◆ **To be done**:
Give back the whole listing exactly as shown.

***** Data supplied

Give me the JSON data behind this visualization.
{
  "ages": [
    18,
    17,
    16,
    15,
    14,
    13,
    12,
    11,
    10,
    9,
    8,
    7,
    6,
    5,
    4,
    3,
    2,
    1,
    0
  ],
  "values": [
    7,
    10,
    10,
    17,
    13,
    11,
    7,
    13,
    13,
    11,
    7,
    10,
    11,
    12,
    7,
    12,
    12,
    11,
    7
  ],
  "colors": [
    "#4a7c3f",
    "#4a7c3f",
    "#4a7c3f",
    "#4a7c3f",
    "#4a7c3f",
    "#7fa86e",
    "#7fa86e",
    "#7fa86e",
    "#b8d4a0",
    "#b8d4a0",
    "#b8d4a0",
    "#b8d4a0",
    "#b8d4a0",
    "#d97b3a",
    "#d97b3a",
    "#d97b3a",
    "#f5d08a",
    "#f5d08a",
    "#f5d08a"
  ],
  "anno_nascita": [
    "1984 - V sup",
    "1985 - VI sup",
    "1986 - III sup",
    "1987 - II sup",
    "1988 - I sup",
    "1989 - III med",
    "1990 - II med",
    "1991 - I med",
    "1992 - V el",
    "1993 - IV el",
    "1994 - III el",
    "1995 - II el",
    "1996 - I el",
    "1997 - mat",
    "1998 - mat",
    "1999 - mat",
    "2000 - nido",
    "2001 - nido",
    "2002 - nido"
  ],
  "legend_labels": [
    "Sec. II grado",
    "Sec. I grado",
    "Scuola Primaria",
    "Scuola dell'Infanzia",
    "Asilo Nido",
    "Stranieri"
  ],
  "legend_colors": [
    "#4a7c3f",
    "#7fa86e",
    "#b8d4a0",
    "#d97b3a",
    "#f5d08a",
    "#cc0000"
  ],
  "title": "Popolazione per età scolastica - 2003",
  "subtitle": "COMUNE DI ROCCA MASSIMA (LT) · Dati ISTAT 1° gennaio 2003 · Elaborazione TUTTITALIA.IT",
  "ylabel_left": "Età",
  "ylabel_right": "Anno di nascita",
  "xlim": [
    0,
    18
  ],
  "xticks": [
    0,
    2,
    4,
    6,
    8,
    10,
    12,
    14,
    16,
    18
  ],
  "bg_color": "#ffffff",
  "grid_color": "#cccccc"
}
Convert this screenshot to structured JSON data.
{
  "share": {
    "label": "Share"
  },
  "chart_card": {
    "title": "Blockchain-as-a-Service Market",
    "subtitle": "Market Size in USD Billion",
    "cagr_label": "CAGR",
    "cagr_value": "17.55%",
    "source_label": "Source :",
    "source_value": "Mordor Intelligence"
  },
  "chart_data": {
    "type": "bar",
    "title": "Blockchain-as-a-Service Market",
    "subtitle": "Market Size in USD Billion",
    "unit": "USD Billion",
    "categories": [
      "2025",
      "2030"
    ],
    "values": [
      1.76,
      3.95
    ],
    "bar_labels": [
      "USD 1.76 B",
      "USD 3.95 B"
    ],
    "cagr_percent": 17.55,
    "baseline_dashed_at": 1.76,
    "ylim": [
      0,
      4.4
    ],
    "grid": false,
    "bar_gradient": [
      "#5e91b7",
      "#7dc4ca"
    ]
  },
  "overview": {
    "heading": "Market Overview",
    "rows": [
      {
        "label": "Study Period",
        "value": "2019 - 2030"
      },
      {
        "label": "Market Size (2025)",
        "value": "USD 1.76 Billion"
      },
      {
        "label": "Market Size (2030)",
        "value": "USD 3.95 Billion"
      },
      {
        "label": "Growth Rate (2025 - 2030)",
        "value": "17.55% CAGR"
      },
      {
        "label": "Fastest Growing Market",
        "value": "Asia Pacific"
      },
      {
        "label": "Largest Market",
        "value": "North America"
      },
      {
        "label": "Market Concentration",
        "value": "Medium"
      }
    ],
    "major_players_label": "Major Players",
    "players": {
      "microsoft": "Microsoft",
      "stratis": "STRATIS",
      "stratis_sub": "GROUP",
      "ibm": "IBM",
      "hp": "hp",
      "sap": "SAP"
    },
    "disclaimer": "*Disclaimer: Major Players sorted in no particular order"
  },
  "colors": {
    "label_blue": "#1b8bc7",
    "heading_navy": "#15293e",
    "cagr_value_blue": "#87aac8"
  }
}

**********

◆ **Result**:
Give me the JSON data behind this visualization.
{
  "ages": [
    18,
    17,
    16,
    15,
    14,
    13,
    12,
    11,
    10,
    9,
    8,
    7,
    6,
    5,
    4,
    3,
    2,
    1,
    0
  ],
  "values": [
    7,
    10,
    10,
    17,
    13,
    11,
    7,
    13,
    13,
    11,
    7,
    10,
    11,
    12,
    7,
    12,
    12,
    11,
    7
  ],
  "colors": [
    "#4a7c3f",
    "#4a7c3f",
    "#4a7c3f",
    "#4a7c3f",
    "#4a7c3f",
    "#7fa86e",
    "#7fa86e",
    "#7fa86e",
    "#b8d4a0",
    "#b8d4a0",
    "#b8d4a0",
    "#b8d4a0",
    "#b8d4a0",
    "#d97b3a",
    "#d97b3a",
    "#d97b3a",
    "#f5d08a",
    "#f5d08a",
    "#f5d08a"
  ],
  "anno_nascita": [
    "1984 - V sup",
    "1985 - VI sup",
    "1986 - III sup",
    "1987 - II sup",
    "1988 - I sup",
    "1989 - III med",
    "1990 - II med",
    "1991 - I med",
    "1992 - V el",
    "1993 - IV el",
    "1994 - III el",
    "1995 - II el",
    "1996 - I el",
    "1997 - mat",
    "1998 - mat",
    "1999 - mat",
    "2000 - nido",
    "2001 - nido",
    "2002 - nido"
  ],
  "legend_labels": [
    "Sec. II grado",
    "Sec. I grado",
    "Scuola Primaria",
    "Scuola dell'Infanzia",
    "Asilo Nido",
    "Stranieri"
  ],
  "legend_colors": [
    "#4a7c3f",
    "#7fa86e",
    "#b8d4a0",
    "#d97b3a",
    "#f5d08a",
    "#cc0000"
  ],
  "title": "Popolazione per età scolastica - 2003",
  "subtitle": "COMUNE DI ROCCA MASSIMA (LT) · Dati ISTAT 1° gennaio 2003 · Elaborazione TUTTITALIA.IT",
  "ylabel_left": "Età",
  "ylabel_right": "Anno di nascita",
  "xlim": [
    0,
    18
  ],
  "xticks": [
    0,
    2,
    4,
    6,
    8,
    10,
    12,
    14,
    16,
    18
  ],
  "bg_color": "#ffffff",
  "grid_color": "#cccccc"
}
Convert this screenshot to structured JSON data.
{
  "share": {
    "label": "Share"
  },
  "chart_card": {
    "title": "Blockchain-as-a-Service Market",
    "subtitle": "Market Size in USD Billion",
    "cagr_label": "CAGR",
    "cagr_value": "17.55%",
    "source_label": "Source :",
    "source_value": "Mordor Intelligence"
  },
  "chart_data": {
    "type": "bar",
    "title": "Blockchain-as-a-Service Market",
    "subtitle": "Market Size in USD Billion",
    "unit": "USD Billion",
    "categories": [
      "2025",
      "2030"
    ],
    "values": [
      1.76,
      3.95
    ],
    "bar_labels": [
      "USD 1.76 B",
      "USD 3.95 B"
    ],
    "cagr_percent": 17.55,
    "baseline_dashed_at": 1.76,
    "ylim": [
      0,
      4.4
    ],
    "grid": false,
    "bar_gradient": [
      "#5e91b7",
      "#7dc4ca"
    ]
  },
  "overview": {
    "heading": "Market Overview",
    "rows": [
      {
        "label": "Study Period",
        "value": "2019 - 2030"
      },
      {
        "label": "Market Size (2025)",
        "value": "USD 1.76 Billion"
      },
      {
        "label": "Market Size (2030)",
        "value": "USD 3.95 Billion"
      },
      {
        "label": "Growth Rate (2025 - 2030)",
        "value": "17.55% CAGR"
      },
      {
        "label": "Fastest Growing Market",
        "value": "Asia Pacific"
      },
      {
        "label": "Largest Market",
        "value": "North America"
      },
      {
        "label": "Market Concentration",
        "value": "Medium"
      }
    ],
    "major_players_label": "Major Players",
    "players": {
      "microsoft": "Microsoft",
      "stratis": "STRATIS",
      "stratis_sub": "GROUP",
      "ibm": "IBM",
      "hp": "hp",
      "sap": "SAP"
    },
    "disclaimer": "*Disclaimer: Major Players sorted in no particular order"
  },
  "colors": {
    "label_blue": "#1b8bc7",
    "heading_navy": "#15293e",
    "cagr_value_blue": "#87aac8"
  }
}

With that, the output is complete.